# SOURCE EXCERPT start
Introduction to software engineering(part 2)


Introduction to Software Engineering


  • Software engineering is about teams. The problems to solve are so complex or large, that a single developer cannot solve them anymore.
  • Software engineering is also about communication.
  • Teams do not consist only of developers, but also of testers, architects, system engineers, customer, project managers, etc.
  • Software projects can be so large that we have to do careful planning.
  • Implementation is no longer just writing code, but it is also following guidelines, writing documentation and also writing unit tests. But unit tests alone are not enough.
  • The different pieces have to fit together. And we have to be able to spot problematic areas using metrics. They tell us if our code follows certain standards.
  • Once we are finished coding, that does not mean that we are finished with the project: for large projects maintaining software can keep many people busy for a long time.
  • Since there are so many factors influencing the success or failure of a project, we also need to learn a little about project management and its pitfalls, but especially what makes projects successful.
# SOURCE EXCERPT end
* **OBJECTIVE**
Copy the software engineering text between "Introduction to software engineering(part" and "are not enough.", inclusive, swapping "communication" for "collaboration".
# DATA start
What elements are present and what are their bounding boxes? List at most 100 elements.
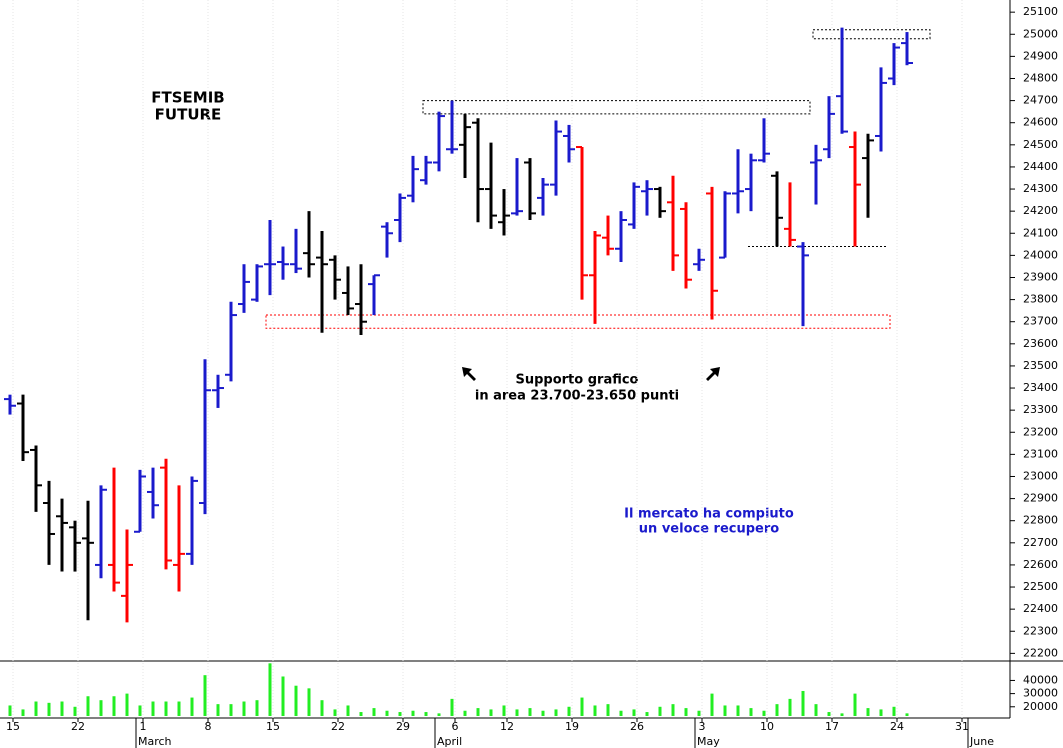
# DATA end
* **FULL ANSWER**
Introduction to software engineering(part 2)


Introduction to Software Engineering


  • Software engineering is about teams. The problems to solve are so complex or large, that a single developer cannot solve them anymore.
  • Software engineering is also about collaboration.
  • Teams do not consist only of developers, but also of testers, architects, system engineers, customer, project managers, etc.
  • Software projects can be so large that we have to do careful planning.
  • Implementation is no longer just writing code, but it is also following guidelines, writing documentation and also writing unit tests. But unit tests alone are not enough.